◆ **Data excerpts**:

* Begin *

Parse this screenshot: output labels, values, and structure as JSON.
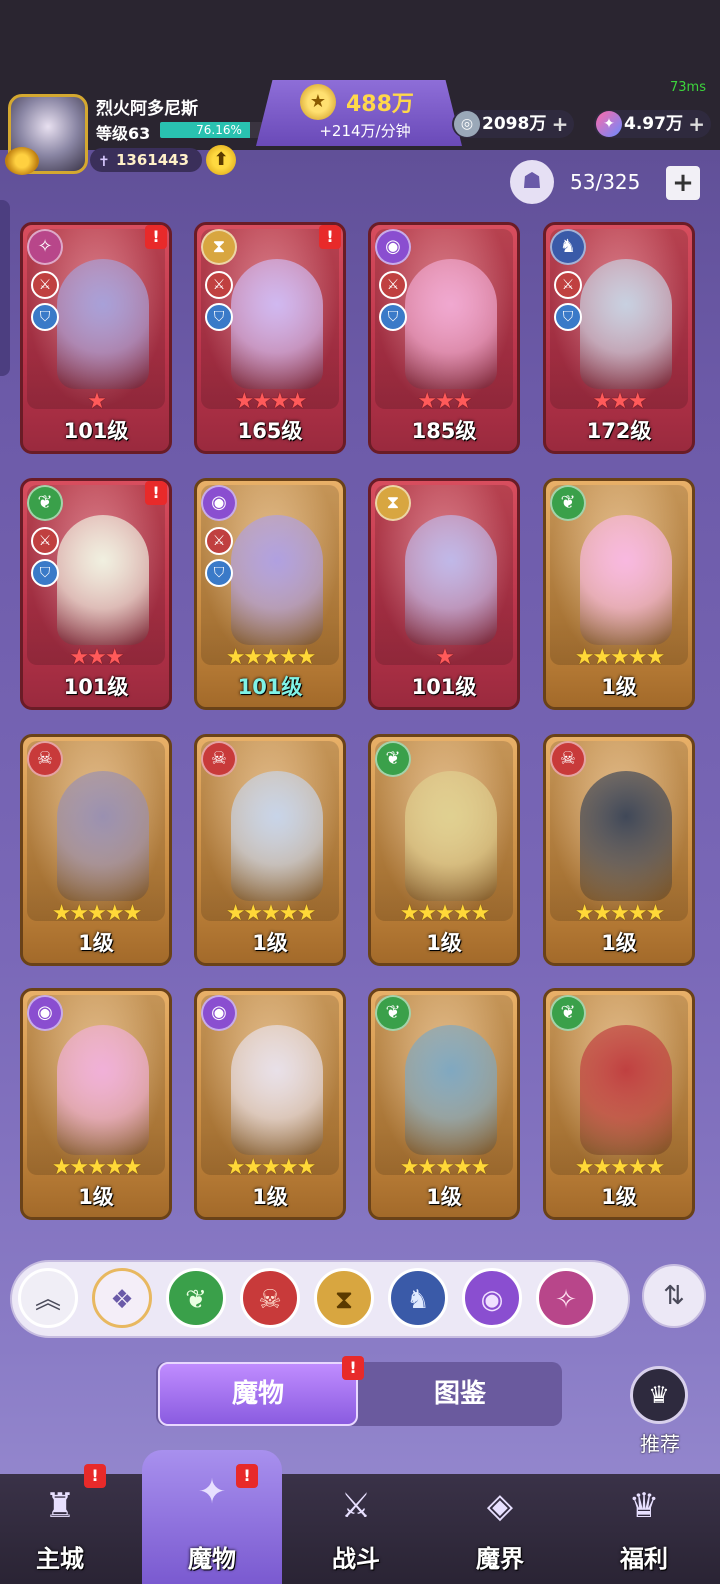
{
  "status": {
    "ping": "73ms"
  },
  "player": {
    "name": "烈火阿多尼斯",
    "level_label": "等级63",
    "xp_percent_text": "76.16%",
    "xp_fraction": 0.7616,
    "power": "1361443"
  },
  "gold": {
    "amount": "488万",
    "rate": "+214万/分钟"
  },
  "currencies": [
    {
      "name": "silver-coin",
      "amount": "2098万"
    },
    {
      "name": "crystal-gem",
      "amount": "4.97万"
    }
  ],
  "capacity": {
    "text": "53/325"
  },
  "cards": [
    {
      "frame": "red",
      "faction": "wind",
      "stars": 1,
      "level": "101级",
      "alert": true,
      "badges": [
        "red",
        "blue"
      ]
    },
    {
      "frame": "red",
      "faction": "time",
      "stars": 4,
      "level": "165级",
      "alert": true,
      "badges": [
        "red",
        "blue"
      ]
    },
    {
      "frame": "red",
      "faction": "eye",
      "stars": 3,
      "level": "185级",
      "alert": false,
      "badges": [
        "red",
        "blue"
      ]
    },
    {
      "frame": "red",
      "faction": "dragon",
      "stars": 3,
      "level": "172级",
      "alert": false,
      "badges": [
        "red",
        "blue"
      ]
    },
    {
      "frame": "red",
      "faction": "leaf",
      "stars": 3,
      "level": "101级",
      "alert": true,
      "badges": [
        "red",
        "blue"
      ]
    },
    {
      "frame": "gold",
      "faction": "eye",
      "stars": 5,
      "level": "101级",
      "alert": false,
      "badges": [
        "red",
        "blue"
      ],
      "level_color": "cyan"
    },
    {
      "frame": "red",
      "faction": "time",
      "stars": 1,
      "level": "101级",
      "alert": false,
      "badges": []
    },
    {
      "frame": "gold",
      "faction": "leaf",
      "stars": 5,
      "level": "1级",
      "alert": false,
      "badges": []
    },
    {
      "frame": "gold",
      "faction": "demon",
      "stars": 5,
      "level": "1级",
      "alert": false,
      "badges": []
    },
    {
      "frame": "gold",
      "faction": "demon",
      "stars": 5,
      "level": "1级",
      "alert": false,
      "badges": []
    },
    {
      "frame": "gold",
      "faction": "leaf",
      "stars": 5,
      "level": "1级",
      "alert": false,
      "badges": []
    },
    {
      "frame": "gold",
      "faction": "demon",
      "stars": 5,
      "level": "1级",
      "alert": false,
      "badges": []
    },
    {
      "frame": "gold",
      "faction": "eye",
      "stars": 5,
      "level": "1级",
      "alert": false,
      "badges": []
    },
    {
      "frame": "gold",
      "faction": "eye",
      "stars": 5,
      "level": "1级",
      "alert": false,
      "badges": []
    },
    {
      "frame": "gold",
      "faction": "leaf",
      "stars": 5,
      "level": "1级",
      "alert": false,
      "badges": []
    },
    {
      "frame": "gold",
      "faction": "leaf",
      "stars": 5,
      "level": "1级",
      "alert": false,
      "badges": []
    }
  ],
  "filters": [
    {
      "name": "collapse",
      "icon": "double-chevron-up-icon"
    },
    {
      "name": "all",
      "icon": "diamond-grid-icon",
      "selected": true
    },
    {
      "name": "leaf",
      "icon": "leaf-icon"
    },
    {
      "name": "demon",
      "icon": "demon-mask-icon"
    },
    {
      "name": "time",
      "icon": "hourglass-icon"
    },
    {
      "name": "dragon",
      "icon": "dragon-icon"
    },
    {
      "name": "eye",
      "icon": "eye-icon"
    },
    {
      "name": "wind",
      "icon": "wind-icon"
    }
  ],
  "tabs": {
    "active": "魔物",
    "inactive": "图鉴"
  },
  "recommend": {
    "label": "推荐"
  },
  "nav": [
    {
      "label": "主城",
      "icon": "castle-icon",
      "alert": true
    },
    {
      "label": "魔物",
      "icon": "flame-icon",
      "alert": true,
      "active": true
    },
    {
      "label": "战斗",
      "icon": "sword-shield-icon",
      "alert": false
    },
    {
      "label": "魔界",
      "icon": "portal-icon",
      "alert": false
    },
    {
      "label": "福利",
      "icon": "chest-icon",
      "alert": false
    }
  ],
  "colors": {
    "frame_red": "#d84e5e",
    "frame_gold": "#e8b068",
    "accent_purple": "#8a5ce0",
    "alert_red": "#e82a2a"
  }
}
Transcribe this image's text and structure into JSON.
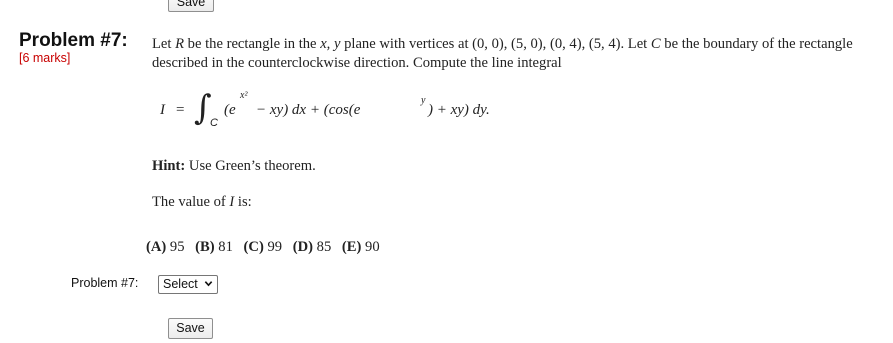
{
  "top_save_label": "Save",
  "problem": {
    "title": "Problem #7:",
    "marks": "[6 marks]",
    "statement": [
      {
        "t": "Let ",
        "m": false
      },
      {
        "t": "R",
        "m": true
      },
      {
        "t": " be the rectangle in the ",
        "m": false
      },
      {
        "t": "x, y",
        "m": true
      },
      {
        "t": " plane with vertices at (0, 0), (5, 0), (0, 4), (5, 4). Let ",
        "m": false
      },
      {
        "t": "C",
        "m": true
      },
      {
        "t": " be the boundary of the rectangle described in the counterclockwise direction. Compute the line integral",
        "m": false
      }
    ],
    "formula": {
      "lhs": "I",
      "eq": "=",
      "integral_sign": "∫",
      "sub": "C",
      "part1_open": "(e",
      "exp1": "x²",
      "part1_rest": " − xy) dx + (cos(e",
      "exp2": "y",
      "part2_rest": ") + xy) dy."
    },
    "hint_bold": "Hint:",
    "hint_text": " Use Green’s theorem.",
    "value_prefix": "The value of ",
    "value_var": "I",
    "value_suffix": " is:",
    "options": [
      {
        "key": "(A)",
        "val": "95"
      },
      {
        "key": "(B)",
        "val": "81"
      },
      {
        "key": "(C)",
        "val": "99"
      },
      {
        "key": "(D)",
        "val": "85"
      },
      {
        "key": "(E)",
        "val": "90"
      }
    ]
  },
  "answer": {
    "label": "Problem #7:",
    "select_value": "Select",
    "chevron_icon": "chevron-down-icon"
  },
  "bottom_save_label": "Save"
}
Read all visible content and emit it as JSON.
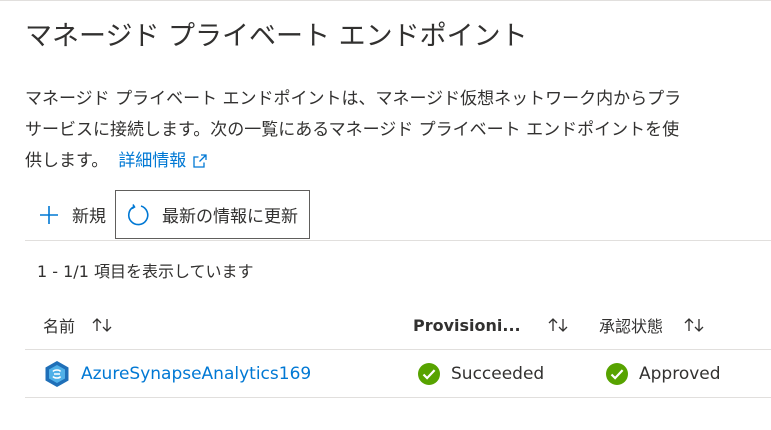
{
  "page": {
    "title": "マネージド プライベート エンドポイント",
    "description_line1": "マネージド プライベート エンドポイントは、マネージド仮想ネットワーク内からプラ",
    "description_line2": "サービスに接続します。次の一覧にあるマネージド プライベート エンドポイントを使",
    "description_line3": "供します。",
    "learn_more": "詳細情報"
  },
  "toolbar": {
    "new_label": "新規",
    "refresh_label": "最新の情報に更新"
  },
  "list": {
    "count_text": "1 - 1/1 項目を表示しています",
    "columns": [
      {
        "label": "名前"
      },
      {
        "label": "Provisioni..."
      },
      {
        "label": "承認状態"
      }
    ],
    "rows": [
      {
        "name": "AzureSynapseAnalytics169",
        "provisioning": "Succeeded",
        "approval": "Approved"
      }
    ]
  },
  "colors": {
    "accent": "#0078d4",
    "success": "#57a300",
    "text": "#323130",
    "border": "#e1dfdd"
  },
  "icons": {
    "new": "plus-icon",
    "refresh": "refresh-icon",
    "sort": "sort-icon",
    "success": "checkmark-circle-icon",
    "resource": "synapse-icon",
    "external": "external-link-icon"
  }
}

* End *

◆ **Set task**: Repeat the listing in full and exactly. Leave any pictures out.

◆ **Result**:
Parse this screenshot: output labels, values, and structure as JSON.
{
  "status": {
    "ping": "73ms"
  },
  "player": {
    "name": "烈火阿多尼斯",
    "level_label": "等级63",
    "xp_percent_text": "76.16%",
    "xp_fraction": 0.7616,
    "power": "1361443"
  },
  "gold": {
    "amount": "488万",
    "rate": "+214万/分钟"
  },
  "currencies": [
    {
      "name": "silver-coin",
      "amount": "2098万"
    },
    {
      "name": "crystal-gem",
      "amount": "4.97万"
    }
  ],
  "capacity": {
    "text": "53/325"
  },
  "cards": [
    {
      "frame": "red",
      "faction": "wind",
      "stars": 1,
      "level": "101级",
      "alert": true,
      "badges": [
        "red",
        "blue"
      ]
    },
    {
      "frame": "red",
      "faction": "time",
      "stars": 4,
      "level": "165级",
      "alert": true,
      "badges": [
        "red",
        "blue"
      ]
    },
    {
      "frame": "red",
      "faction": "eye",
      "stars": 3,
      "level": "185级",
      "alert": false,
      "badges": [
        "red",
        "blue"
      ]
    },
    {
      "frame": "red",
      "faction": "dragon",
      "stars": 3,
      "level": "172级",
      "alert": false,
      "badges": [
        "red",
        "blue"
      ]
    },
    {
      "frame": "red",
      "faction": "leaf",
      "stars": 3,
      "level": "101级",
      "alert": true,
      "badges": [
        "red",
        "blue"
      ]
    },
    {
      "frame": "gold",
      "faction": "eye",
      "stars": 5,
      "level": "101级",
      "alert": false,
      "badges": [
        "red",
        "blue"
      ],
      "level_color": "cyan"
    },
    {
      "frame": "red",
      "faction": "time",
      "stars": 1,
      "level": "101级",
      "alert": false,
      "badges": []
    },
    {
      "frame": "gold",
      "faction": "leaf",
      "stars": 5,
      "level": "1级",
      "alert": false,
      "badges": []
    },
    {
      "frame": "gold",
      "faction": "demon",
      "stars": 5,
      "level": "1级",
      "alert": false,
      "badges": []
    },
    {
      "frame": "gold",
      "faction": "demon",
      "stars": 5,
      "level": "1级",
      "alert": false,
      "badges": []
    },
    {
      "frame": "gold",
      "faction": "leaf",
      "stars": 5,
      "level": "1级",
      "alert": false,
      "badges": []
    },
    {
      "frame": "gold",
      "faction": "demon",
      "stars": 5,
      "level": "1级",
      "alert": false,
      "badges": []
    },
    {
      "frame": "gold",
      "faction": "eye",
      "stars": 5,
      "level": "1级",
      "alert": false,
      "badges": []
    },
    {
      "frame": "gold",
      "faction": "eye",
      "stars": 5,
      "level": "1级",
      "alert": false,
      "badges": []
    },
    {
      "frame": "gold",
      "faction": "leaf",
      "stars": 5,
      "level": "1级",
      "alert": false,
      "badges": []
    },
    {
      "frame": "gold",
      "faction": "leaf",
      "stars": 5,
      "level": "1级",
      "alert": false,
      "badges": []
    }
  ],
  "filters": [
    {
      "name": "collapse",
      "icon": "double-chevron-up-icon"
    },
    {
      "name": "all",
      "icon": "diamond-grid-icon",
      "selected": true
    },
    {
      "name": "leaf",
      "icon": "leaf-icon"
    },
    {
      "name": "demon",
      "icon": "demon-mask-icon"
    },
    {
      "name": "time",
      "icon": "hourglass-icon"
    },
    {
      "name": "dragon",
      "icon": "dragon-icon"
    },
    {
      "name": "eye",
      "icon": "eye-icon"
    },
    {
      "name": "wind",
      "icon": "wind-icon"
    }
  ],
  "tabs": {
    "active": "魔物",
    "inactive": "图鉴"
  },
  "recommend": {
    "label": "推荐"
  },
  "nav": [
    {
      "label": "主城",
      "icon": "castle-icon",
      "alert": true
    },
    {
      "label": "魔物",
      "icon": "flame-icon",
      "alert": true,
      "active": true
    },
    {
      "label": "战斗",
      "icon": "sword-shield-icon",
      "alert": false
    },
    {
      "label": "魔界",
      "icon": "portal-icon",
      "alert": false
    },
    {
      "label": "福利",
      "icon": "chest-icon",
      "alert": false
    }
  ],
  "colors": {
    "frame_red": "#d84e5e",
    "frame_gold": "#e8b068",
    "accent_purple": "#8a5ce0",
    "alert_red": "#e82a2a"
  }
}
Transcribe this image's text and structure into JSON.
{
  "top_save_label": "Save",
  "problem": {
    "title": "Problem #7:",
    "marks": "[6 marks]",
    "statement": [
      {
        "t": "Let ",
        "m": false
      },
      {
        "t": "R",
        "m": true
      },
      {
        "t": " be the rectangle in the ",
        "m": false
      },
      {
        "t": "x, y",
        "m": true
      },
      {
        "t": " plane with vertices at (0, 0), (5, 0), (0, 4), (5, 4). Let ",
        "m": false
      },
      {
        "t": "C",
        "m": true
      },
      {
        "t": " be the boundary of the rectangle described in the counterclockwise direction. Compute the line integral",
        "m": false
      }
    ],
    "formula": {
      "lhs": "I",
      "eq": "=",
      "integral_sign": "∫",
      "sub": "C",
      "part1_open": "(e",
      "exp1": "x²",
      "part1_rest": " − xy) dx + (cos(e",
      "exp2": "y",
      "part2_rest": ") + xy) dy."
    },
    "hint_bold": "Hint:",
    "hint_text": " Use Green’s theorem.",
    "value_prefix": "The value of ",
    "value_var": "I",
    "value_suffix": " is:",
    "options": [
      {
        "key": "(A)",
        "val": "95"
      },
      {
        "key": "(B)",
        "val": "81"
      },
      {
        "key": "(C)",
        "val": "99"
      },
      {
        "key": "(D)",
        "val": "85"
      },
      {
        "key": "(E)",
        "val": "90"
      }
    ]
  },
  "answer": {
    "label": "Problem #7:",
    "select_value": "Select",
    "chevron_icon": "chevron-down-icon"
  },
  "bottom_save_label": "Save"
}
Read all visible content and emit it as JSON.
{
  "page": {
    "title": "マネージド プライベート エンドポイント",
    "description_line1": "マネージド プライベート エンドポイントは、マネージド仮想ネットワーク内からプラ",
    "description_line2": "サービスに接続します。次の一覧にあるマネージド プライベート エンドポイントを使",
    "description_line3": "供します。",
    "learn_more": "詳細情報"
  },
  "toolbar": {
    "new_label": "新規",
    "refresh_label": "最新の情報に更新"
  },
  "list": {
    "count_text": "1 - 1/1 項目を表示しています",
    "columns": [
      {
        "label": "名前"
      },
      {
        "label": "Provisioni..."
      },
      {
        "label": "承認状態"
      }
    ],
    "rows": [
      {
        "name": "AzureSynapseAnalytics169",
        "provisioning": "Succeeded",
        "approval": "Approved"
      }
    ]
  },
  "colors": {
    "accent": "#0078d4",
    "success": "#57a300",
    "text": "#323130",
    "border": "#e1dfdd"
  },
  "icons": {
    "new": "plus-icon",
    "refresh": "refresh-icon",
    "sort": "sort-icon",
    "success": "checkmark-circle-icon",
    "resource": "synapse-icon",
    "external": "external-link-icon"
  }
}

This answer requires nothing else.